* **Directions for this task**
Copy down all of the data underneath, exactly as shown.

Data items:
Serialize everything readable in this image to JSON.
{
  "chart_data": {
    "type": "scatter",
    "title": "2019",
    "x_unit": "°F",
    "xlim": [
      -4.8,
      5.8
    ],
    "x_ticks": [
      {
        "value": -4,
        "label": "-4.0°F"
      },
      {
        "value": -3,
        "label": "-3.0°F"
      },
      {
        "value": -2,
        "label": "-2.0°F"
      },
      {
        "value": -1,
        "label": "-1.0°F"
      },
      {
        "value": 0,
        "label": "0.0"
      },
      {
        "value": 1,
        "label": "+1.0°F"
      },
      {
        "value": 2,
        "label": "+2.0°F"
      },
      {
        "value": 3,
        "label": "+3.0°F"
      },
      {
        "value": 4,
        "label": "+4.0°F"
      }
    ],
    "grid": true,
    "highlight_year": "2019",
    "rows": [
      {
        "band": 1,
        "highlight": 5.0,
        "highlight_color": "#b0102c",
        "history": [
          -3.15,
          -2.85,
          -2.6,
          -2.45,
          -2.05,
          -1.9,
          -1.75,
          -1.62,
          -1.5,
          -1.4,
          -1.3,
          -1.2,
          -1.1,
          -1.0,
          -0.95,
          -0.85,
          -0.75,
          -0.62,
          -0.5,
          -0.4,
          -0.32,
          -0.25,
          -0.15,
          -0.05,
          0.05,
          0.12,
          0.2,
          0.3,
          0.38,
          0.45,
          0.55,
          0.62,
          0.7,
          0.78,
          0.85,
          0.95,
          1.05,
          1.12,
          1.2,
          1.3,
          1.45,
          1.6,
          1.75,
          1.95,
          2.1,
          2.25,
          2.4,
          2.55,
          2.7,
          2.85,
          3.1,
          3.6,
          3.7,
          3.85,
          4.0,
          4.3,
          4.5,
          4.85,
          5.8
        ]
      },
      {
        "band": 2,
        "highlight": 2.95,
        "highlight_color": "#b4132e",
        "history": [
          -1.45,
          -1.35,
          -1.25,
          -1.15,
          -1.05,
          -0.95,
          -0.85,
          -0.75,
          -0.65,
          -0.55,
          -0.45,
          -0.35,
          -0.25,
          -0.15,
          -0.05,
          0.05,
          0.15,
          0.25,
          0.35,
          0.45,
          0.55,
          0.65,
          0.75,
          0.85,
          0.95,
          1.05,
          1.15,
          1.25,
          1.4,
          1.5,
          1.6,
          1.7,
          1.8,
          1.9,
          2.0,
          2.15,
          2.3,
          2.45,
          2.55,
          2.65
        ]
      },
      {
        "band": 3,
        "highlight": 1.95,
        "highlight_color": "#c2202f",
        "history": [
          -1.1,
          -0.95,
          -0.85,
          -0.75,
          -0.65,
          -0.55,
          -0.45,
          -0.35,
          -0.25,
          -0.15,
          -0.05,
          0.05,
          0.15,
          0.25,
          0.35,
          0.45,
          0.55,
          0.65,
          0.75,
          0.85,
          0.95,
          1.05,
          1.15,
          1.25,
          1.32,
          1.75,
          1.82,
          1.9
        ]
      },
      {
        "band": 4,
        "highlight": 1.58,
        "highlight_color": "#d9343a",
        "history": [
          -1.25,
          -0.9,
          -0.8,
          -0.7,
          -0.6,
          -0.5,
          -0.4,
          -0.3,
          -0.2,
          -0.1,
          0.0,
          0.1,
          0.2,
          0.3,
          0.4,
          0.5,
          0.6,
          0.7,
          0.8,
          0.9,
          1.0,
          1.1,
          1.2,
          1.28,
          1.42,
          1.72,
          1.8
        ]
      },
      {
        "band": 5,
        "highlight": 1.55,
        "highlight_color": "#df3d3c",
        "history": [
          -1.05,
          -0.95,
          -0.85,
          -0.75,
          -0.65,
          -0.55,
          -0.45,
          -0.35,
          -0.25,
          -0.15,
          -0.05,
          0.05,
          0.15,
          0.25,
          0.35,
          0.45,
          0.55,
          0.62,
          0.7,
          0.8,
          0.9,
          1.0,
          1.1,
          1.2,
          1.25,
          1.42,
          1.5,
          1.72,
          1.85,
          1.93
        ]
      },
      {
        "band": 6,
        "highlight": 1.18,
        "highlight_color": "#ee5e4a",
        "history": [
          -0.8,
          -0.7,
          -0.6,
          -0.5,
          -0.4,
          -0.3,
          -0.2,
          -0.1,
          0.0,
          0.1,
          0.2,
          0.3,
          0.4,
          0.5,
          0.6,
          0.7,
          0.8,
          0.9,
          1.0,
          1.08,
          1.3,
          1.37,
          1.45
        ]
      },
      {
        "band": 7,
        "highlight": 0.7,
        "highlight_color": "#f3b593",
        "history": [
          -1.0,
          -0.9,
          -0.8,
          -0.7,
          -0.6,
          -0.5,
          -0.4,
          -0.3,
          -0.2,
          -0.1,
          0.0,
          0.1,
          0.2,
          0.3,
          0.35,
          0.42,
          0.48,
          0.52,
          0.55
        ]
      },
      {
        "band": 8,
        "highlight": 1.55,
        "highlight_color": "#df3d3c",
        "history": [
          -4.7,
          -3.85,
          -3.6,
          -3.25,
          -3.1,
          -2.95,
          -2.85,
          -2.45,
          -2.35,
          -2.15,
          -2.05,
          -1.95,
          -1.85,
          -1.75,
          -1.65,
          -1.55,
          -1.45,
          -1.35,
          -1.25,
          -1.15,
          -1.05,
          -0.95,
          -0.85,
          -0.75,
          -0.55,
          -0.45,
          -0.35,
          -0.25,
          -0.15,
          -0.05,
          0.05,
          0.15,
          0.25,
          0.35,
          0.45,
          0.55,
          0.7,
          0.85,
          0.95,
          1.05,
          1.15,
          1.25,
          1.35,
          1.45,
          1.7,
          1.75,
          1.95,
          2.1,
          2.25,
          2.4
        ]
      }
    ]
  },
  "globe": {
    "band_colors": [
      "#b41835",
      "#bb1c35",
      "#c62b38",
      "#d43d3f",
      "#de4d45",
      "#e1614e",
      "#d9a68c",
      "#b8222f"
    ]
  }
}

* **Solution to the problem**
Serialize everything readable in this image to JSON.
{
  "chart_data": {
    "type": "scatter",
    "title": "2019",
    "x_unit": "°F",
    "xlim": [
      -4.8,
      5.8
    ],
    "x_ticks": [
      {
        "value": -4,
        "label": "-4.0°F"
      },
      {
        "value": -3,
        "label": "-3.0°F"
      },
      {
        "value": -2,
        "label": "-2.0°F"
      },
      {
        "value": -1,
        "label": "-1.0°F"
      },
      {
        "value": 0,
        "label": "0.0"
      },
      {
        "value": 1,
        "label": "+1.0°F"
      },
      {
        "value": 2,
        "label": "+2.0°F"
      },
      {
        "value": 3,
        "label": "+3.0°F"
      },
      {
        "value": 4,
        "label": "+4.0°F"
      }
    ],
    "grid": true,
    "highlight_year": "2019",
    "rows": [
      {
        "band": 1,
        "highlight": 5.0,
        "highlight_color": "#b0102c",
        "history": [
          -3.15,
          -2.85,
          -2.6,
          -2.45,
          -2.05,
          -1.9,
          -1.75,
          -1.62,
          -1.5,
          -1.4,
          -1.3,
          -1.2,
          -1.1,
          -1.0,
          -0.95,
          -0.85,
          -0.75,
          -0.62,
          -0.5,
          -0.4,
          -0.32,
          -0.25,
          -0.15,
          -0.05,
          0.05,
          0.12,
          0.2,
          0.3,
          0.38,
          0.45,
          0.55,
          0.62,
          0.7,
          0.78,
          0.85,
          0.95,
          1.05,
          1.12,
          1.2,
          1.3,
          1.45,
          1.6,
          1.75,
          1.95,
          2.1,
          2.25,
          2.4,
          2.55,
          2.7,
          2.85,
          3.1,
          3.6,
          3.7,
          3.85,
          4.0,
          4.3,
          4.5,
          4.85,
          5.8
        ]
      },
      {
        "band": 2,
        "highlight": 2.95,
        "highlight_color": "#b4132e",
        "history": [
          -1.45,
          -1.35,
          -1.25,
          -1.15,
          -1.05,
          -0.95,
          -0.85,
          -0.75,
          -0.65,
          -0.55,
          -0.45,
          -0.35,
          -0.25,
          -0.15,
          -0.05,
          0.05,
          0.15,
          0.25,
          0.35,
          0.45,
          0.55,
          0.65,
          0.75,
          0.85,
          0.95,
          1.05,
          1.15,
          1.25,
          1.4,
          1.5,
          1.6,
          1.7,
          1.8,
          1.9,
          2.0,
          2.15,
          2.3,
          2.45,
          2.55,
          2.65
        ]
      },
      {
        "band": 3,
        "highlight": 1.95,
        "highlight_color": "#c2202f",
        "history": [
          -1.1,
          -0.95,
          -0.85,
          -0.75,
          -0.65,
          -0.55,
          -0.45,
          -0.35,
          -0.25,
          -0.15,
          -0.05,
          0.05,
          0.15,
          0.25,
          0.35,
          0.45,
          0.55,
          0.65,
          0.75,
          0.85,
          0.95,
          1.05,
          1.15,
          1.25,
          1.32,
          1.75,
          1.82,
          1.9
        ]
      },
      {
        "band": 4,
        "highlight": 1.58,
        "highlight_color": "#d9343a",
        "history": [
          -1.25,
          -0.9,
          -0.8,
          -0.7,
          -0.6,
          -0.5,
          -0.4,
          -0.3,
          -0.2,
          -0.1,
          0.0,
          0.1,
          0.2,
          0.3,
          0.4,
          0.5,
          0.6,
          0.7,
          0.8,
          0.9,
          1.0,
          1.1,
          1.2,
          1.28,
          1.42,
          1.72,
          1.8
        ]
      },
      {
        "band": 5,
        "highlight": 1.55,
        "highlight_color": "#df3d3c",
        "history": [
          -1.05,
          -0.95,
          -0.85,
          -0.75,
          -0.65,
          -0.55,
          -0.45,
          -0.35,
          -0.25,
          -0.15,
          -0.05,
          0.05,
          0.15,
          0.25,
          0.35,
          0.45,
          0.55,
          0.62,
          0.7,
          0.8,
          0.9,
          1.0,
          1.1,
          1.2,
          1.25,
          1.42,
          1.5,
          1.72,
          1.85,
          1.93
        ]
      },
      {
        "band": 6,
        "highlight": 1.18,
        "highlight_color": "#ee5e4a",
        "history": [
          -0.8,
          -0.7,
          -0.6,
          -0.5,
          -0.4,
          -0.3,
          -0.2,
          -0.1,
          0.0,
          0.1,
          0.2,
          0.3,
          0.4,
          0.5,
          0.6,
          0.7,
          0.8,
          0.9,
          1.0,
          1.08,
          1.3,
          1.37,
          1.45
        ]
      },
      {
        "band": 7,
        "highlight": 0.7,
        "highlight_color": "#f3b593",
        "history": [
          -1.0,
          -0.9,
          -0.8,
          -0.7,
          -0.6,
          -0.5,
          -0.4,
          -0.3,
          -0.2,
          -0.1,
          0.0,
          0.1,
          0.2,
          0.3,
          0.35,
          0.42,
          0.48,
          0.52,
          0.55
        ]
      },
      {
        "band": 8,
        "highlight": 1.55,
        "highlight_color": "#df3d3c",
        "history": [
          -4.7,
          -3.85,
          -3.6,
          -3.25,
          -3.1,
          -2.95,
          -2.85,
          -2.45,
          -2.35,
          -2.15,
          -2.05,
          -1.95,
          -1.85,
          -1.75,
          -1.65,
          -1.55,
          -1.45,
          -1.35,
          -1.25,
          -1.15,
          -1.05,
          -0.95,
          -0.85,
          -0.75,
          -0.55,
          -0.45,
          -0.35,
          -0.25,
          -0.15,
          -0.05,
          0.05,
          0.15,
          0.25,
          0.35,
          0.45,
          0.55,
          0.7,
          0.85,
          0.95,
          1.05,
          1.15,
          1.25,
          1.35,
          1.45,
          1.7,
          1.75,
          1.95,
          2.1,
          2.25,
          2.4
        ]
      }
    ]
  },
  "globe": {
    "band_colors": [
      "#b41835",
      "#bb1c35",
      "#c62b38",
      "#d43d3f",
      "#de4d45",
      "#e1614e",
      "#d9a68c",
      "#b8222f"
    ]
  }
}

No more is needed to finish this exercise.